## [Problem to solve]
The records should be written out in full, with nothing altered.

## [Record set]
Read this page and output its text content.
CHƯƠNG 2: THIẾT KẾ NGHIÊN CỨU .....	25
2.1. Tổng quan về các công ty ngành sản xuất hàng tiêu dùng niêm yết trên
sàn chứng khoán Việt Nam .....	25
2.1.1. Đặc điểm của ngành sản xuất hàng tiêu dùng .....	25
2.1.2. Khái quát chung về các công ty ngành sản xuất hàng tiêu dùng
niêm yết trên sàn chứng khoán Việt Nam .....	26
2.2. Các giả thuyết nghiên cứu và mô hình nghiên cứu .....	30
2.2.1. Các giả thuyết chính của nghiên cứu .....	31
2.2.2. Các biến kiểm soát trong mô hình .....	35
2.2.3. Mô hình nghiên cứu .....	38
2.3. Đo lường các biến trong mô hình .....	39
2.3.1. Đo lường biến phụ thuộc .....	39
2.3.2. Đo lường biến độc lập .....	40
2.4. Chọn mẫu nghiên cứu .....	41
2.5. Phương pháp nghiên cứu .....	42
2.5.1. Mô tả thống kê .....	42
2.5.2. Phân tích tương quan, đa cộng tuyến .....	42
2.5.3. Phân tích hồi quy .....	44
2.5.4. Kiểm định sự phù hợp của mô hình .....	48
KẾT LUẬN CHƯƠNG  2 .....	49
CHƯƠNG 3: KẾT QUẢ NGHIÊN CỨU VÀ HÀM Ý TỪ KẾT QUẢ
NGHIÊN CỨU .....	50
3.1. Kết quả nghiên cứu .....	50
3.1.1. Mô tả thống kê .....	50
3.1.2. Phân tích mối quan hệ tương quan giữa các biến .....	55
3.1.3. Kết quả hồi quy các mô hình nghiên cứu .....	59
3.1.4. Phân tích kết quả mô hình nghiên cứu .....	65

## [The response]
Read this page and output its text content.
CHƯƠNG 2: THIẾT KẾ NGHIÊN CỨU .....	25
2.1. Tổng quan về các công ty ngành sản xuất hàng tiêu dùng niêm yết trên
sàn chứng khoán Việt Nam .....	25
2.1.1. Đặc điểm của ngành sản xuất hàng tiêu dùng .....	25
2.1.2. Khái quát chung về các công ty ngành sản xuất hàng tiêu dùng
niêm yết trên sàn chứng khoán Việt Nam .....	26
2.2. Các giả thuyết nghiên cứu và mô hình nghiên cứu .....	30
2.2.1. Các giả thuyết chính của nghiên cứu .....	31
2.2.2. Các biến kiểm soát trong mô hình .....	35
2.2.3. Mô hình nghiên cứu .....	38
2.3. Đo lường các biến trong mô hình .....	39
2.3.1. Đo lường biến phụ thuộc .....	39
2.3.2. Đo lường biến độc lập .....	40
2.4. Chọn mẫu nghiên cứu .....	41
2.5. Phương pháp nghiên cứu .....	42
2.5.1. Mô tả thống kê .....	42
2.5.2. Phân tích tương quan, đa cộng tuyến .....	42
2.5.3. Phân tích hồi quy .....	44
2.5.4. Kiểm định sự phù hợp của mô hình .....	48
KẾT LUẬN CHƯƠNG  2 .....	49
CHƯƠNG 3: KẾT QUẢ NGHIÊN CỨU VÀ HÀM Ý TỪ KẾT QUẢ
NGHIÊN CỨU .....	50
3.1. Kết quả nghiên cứu .....	50
3.1.1. Mô tả thống kê .....	50
3.1.2. Phân tích mối quan hệ tương quan giữa các biến .....	55
3.1.3. Kết quả hồi quy các mô hình nghiên cứu .....	59
3.1.4. Phân tích kết quả mô hình nghiên cứu .....	65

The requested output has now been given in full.